◆ **Exercise**: What is the number of lines in the entries that include the word "than"? Respond with the number only.

◆ **Dataset records**:

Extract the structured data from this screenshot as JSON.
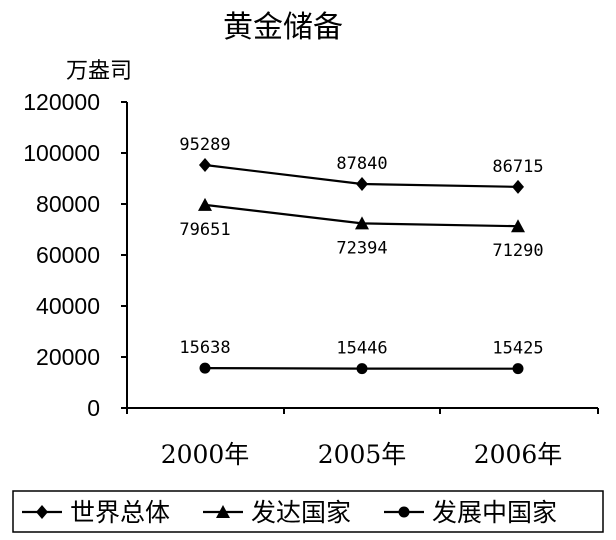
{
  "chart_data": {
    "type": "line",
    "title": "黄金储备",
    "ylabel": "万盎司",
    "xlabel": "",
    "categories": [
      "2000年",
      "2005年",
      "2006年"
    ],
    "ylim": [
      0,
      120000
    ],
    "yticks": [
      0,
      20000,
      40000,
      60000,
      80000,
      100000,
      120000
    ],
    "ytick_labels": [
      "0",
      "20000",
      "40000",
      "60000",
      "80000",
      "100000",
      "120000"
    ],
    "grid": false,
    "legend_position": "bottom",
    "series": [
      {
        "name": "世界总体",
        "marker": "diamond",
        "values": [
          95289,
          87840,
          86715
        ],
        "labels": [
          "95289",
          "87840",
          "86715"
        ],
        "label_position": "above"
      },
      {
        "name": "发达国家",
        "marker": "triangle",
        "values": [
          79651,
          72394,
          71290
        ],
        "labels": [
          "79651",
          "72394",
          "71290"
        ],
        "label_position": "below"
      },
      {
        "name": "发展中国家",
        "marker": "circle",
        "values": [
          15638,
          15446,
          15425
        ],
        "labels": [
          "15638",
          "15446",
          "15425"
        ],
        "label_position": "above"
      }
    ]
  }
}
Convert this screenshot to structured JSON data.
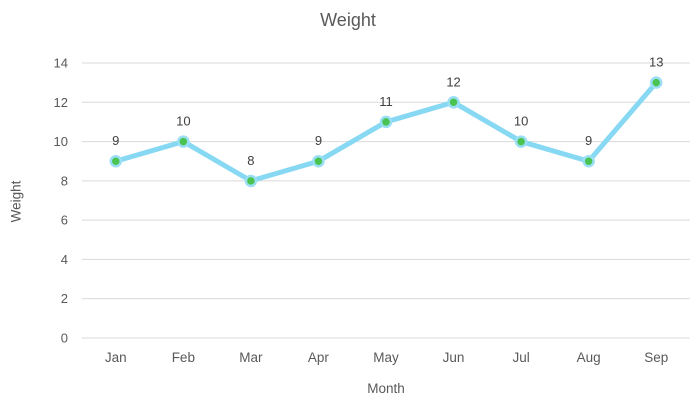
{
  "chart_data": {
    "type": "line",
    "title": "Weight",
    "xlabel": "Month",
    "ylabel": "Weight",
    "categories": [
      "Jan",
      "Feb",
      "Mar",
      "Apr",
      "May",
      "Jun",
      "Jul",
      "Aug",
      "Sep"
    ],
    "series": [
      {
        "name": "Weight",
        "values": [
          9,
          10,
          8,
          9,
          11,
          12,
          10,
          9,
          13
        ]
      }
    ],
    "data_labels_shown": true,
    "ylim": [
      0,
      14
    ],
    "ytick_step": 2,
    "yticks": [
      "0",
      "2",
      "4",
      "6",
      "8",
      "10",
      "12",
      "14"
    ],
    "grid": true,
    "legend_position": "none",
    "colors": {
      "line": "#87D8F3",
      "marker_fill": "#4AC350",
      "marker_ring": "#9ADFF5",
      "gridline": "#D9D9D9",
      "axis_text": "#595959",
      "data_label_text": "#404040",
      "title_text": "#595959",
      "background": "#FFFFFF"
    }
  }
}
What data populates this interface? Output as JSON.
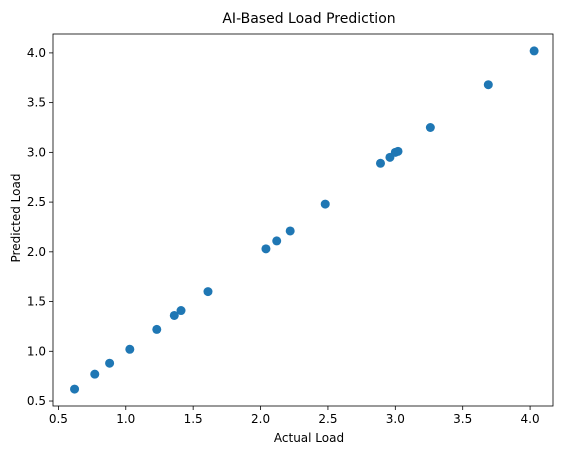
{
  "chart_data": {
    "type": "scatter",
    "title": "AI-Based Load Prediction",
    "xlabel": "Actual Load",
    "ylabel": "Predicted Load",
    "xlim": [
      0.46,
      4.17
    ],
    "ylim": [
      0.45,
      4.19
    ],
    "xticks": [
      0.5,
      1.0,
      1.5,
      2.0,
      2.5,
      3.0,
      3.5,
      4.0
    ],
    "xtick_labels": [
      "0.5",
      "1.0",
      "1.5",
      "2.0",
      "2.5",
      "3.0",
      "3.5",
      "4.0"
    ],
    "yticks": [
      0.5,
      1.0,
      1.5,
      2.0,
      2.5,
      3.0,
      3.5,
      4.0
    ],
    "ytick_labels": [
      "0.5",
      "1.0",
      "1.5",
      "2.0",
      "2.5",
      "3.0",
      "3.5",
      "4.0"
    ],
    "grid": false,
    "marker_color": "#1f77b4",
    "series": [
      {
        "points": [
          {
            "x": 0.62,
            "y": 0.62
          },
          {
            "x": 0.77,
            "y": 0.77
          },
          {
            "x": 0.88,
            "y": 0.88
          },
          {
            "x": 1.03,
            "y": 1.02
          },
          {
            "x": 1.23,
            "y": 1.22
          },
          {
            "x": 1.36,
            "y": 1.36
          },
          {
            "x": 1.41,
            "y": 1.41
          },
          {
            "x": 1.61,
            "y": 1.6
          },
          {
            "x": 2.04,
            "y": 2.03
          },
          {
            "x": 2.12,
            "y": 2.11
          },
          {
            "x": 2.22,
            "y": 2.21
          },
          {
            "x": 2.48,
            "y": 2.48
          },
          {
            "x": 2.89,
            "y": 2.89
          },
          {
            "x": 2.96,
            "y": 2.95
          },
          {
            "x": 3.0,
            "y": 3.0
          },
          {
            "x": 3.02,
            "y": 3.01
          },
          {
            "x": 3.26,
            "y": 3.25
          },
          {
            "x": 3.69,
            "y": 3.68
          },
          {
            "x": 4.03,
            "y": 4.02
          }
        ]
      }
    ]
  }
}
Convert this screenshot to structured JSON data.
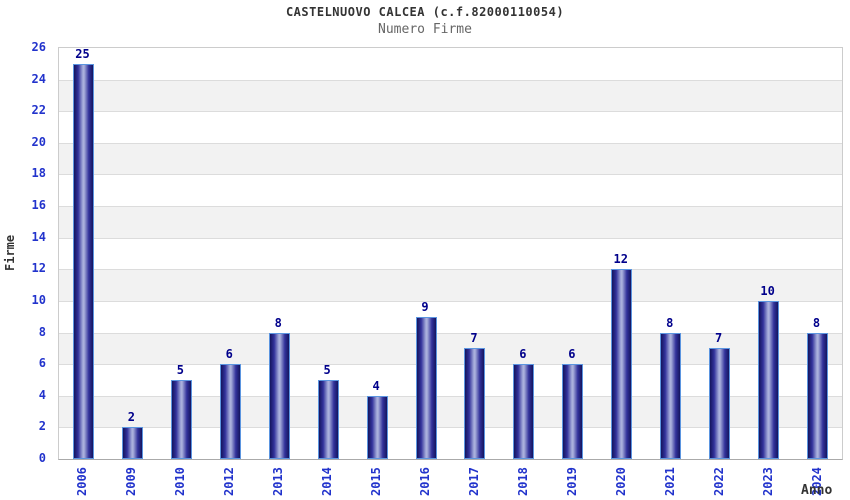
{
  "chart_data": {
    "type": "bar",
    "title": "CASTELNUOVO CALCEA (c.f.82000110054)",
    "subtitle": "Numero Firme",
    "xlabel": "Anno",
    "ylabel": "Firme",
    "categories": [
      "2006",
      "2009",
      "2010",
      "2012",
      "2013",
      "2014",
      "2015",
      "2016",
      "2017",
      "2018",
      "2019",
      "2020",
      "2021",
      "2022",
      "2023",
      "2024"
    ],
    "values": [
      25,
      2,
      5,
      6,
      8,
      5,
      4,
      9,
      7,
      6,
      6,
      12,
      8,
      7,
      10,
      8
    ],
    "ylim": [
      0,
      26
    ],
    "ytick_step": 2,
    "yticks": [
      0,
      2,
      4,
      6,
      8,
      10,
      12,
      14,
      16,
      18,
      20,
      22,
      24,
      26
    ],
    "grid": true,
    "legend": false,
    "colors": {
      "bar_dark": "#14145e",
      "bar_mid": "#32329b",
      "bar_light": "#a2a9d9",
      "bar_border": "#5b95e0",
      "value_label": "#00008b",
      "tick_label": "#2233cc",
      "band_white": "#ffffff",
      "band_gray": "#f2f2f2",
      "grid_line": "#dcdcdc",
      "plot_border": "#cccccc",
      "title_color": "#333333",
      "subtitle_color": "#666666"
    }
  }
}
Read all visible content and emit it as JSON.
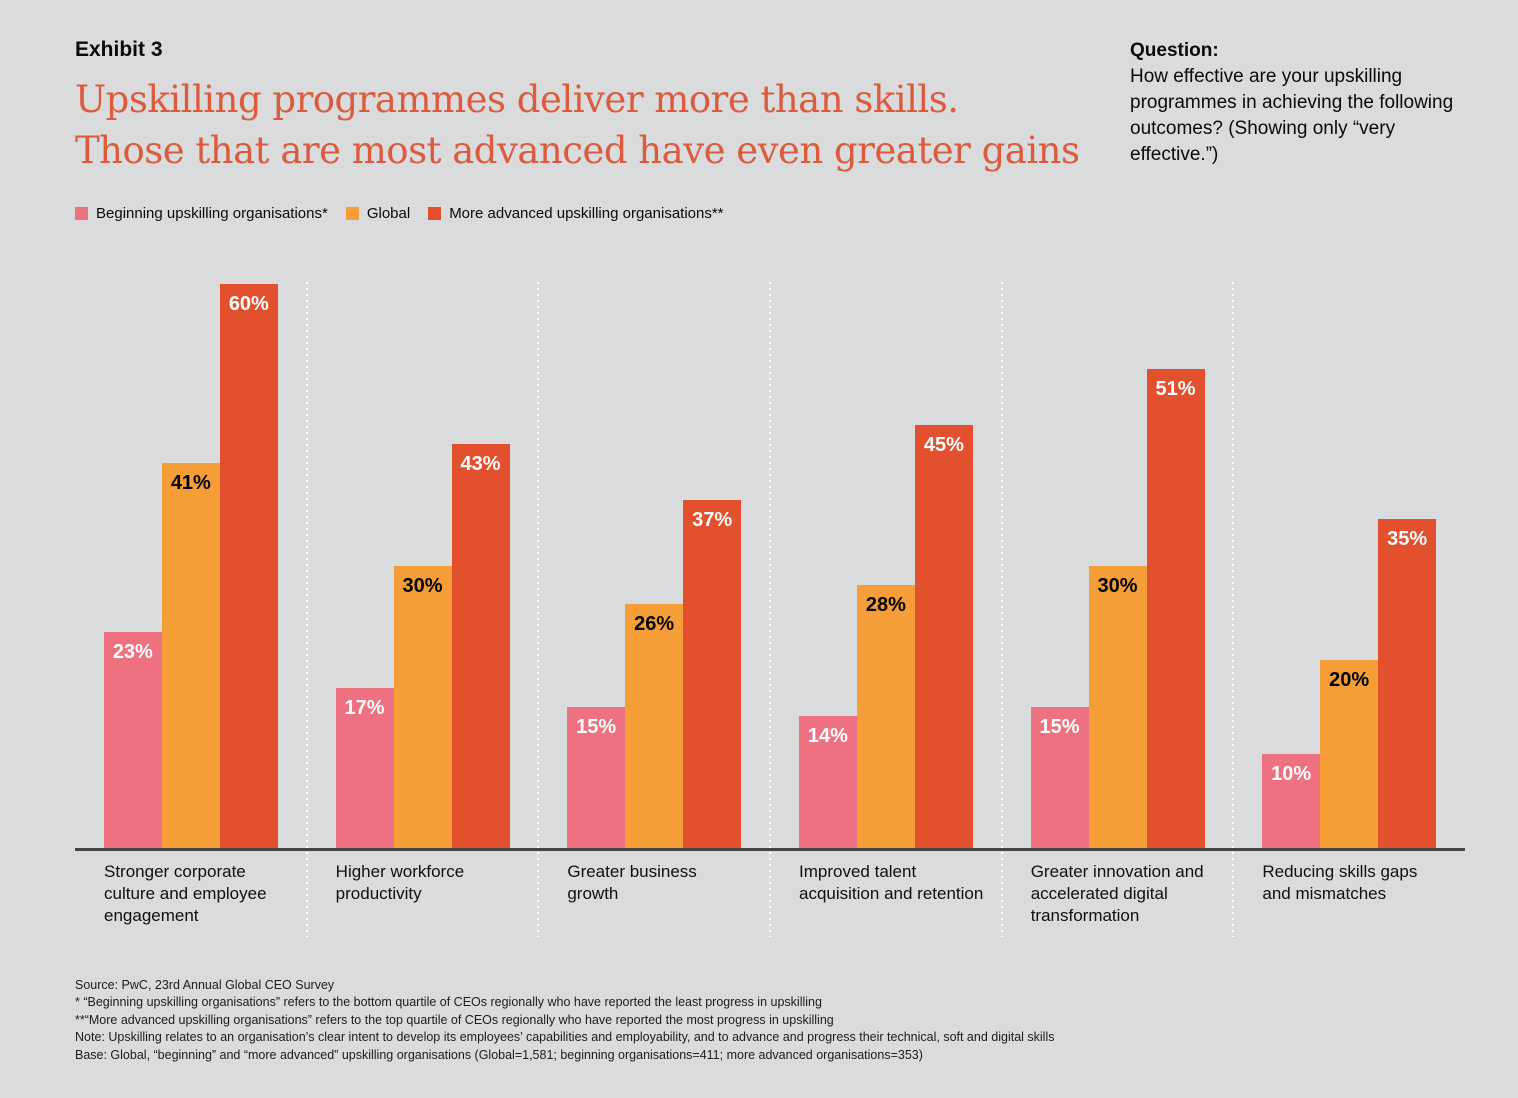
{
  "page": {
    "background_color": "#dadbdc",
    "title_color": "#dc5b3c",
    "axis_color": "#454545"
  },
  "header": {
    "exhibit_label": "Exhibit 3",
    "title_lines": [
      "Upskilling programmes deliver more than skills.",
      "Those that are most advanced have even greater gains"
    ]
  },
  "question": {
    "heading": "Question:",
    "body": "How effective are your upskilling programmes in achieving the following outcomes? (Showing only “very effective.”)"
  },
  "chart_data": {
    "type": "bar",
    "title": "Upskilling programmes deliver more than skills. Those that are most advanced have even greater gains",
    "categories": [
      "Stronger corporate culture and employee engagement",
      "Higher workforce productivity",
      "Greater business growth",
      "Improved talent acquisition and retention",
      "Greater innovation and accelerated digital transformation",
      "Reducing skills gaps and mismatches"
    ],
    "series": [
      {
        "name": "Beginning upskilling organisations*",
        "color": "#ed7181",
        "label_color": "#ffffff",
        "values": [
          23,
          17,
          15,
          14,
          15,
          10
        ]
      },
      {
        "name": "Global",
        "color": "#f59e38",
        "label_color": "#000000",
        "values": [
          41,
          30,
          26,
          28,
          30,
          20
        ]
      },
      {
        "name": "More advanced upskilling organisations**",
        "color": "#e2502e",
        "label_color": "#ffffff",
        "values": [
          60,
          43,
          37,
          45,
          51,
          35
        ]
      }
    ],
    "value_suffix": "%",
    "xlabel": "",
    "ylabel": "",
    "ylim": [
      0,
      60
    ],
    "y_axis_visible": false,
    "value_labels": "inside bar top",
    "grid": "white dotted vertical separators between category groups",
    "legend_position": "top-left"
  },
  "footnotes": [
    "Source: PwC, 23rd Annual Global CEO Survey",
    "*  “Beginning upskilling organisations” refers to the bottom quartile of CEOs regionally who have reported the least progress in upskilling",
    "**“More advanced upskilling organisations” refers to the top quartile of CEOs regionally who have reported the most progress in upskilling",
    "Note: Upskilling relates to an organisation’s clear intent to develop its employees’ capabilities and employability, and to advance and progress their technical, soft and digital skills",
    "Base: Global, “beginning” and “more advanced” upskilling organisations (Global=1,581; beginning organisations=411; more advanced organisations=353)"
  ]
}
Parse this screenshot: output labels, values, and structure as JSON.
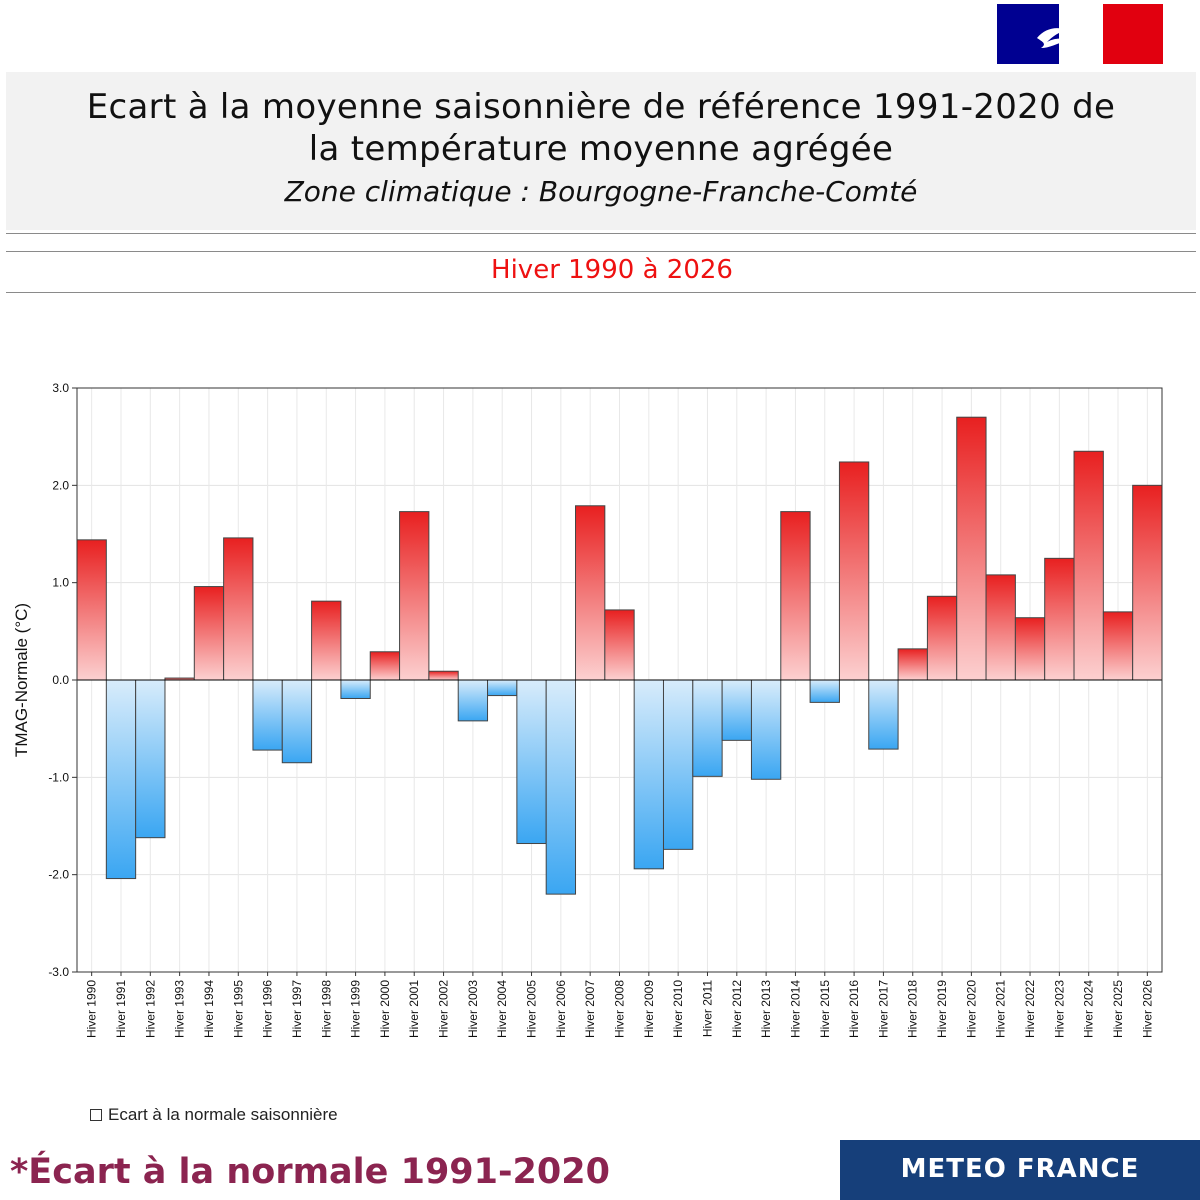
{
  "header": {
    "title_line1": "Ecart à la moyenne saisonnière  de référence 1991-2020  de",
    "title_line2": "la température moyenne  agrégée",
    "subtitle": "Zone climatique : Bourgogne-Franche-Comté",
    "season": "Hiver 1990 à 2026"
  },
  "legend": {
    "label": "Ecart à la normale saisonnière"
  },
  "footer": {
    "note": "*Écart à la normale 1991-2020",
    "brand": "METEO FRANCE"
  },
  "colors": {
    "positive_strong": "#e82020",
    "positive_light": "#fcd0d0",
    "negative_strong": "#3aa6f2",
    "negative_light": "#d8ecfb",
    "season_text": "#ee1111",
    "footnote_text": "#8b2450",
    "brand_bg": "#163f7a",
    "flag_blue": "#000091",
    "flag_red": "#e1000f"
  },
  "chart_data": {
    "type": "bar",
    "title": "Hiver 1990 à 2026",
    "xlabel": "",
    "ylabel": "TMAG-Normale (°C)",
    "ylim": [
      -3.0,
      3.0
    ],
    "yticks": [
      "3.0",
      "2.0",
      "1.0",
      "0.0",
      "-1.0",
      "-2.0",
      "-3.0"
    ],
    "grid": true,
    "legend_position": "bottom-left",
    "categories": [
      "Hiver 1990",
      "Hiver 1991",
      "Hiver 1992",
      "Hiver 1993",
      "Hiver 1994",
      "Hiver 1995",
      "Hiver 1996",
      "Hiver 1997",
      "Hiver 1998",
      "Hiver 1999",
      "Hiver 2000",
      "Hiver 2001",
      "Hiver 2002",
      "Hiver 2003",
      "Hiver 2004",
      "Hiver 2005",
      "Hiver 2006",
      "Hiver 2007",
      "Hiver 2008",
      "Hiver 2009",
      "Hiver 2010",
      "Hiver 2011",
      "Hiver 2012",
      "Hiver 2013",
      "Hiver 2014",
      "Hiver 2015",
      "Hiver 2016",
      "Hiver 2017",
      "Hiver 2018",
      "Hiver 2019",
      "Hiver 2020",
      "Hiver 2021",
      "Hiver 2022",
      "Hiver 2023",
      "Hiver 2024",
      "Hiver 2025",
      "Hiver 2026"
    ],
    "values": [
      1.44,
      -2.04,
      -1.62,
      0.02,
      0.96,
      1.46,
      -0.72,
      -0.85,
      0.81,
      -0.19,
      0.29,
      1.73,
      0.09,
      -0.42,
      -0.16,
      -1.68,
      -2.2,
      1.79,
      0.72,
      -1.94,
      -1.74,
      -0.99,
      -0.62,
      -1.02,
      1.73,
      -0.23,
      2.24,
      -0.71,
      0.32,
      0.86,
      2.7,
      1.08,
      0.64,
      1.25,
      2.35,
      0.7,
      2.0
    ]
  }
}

◆ **Answer for this exercise**: 2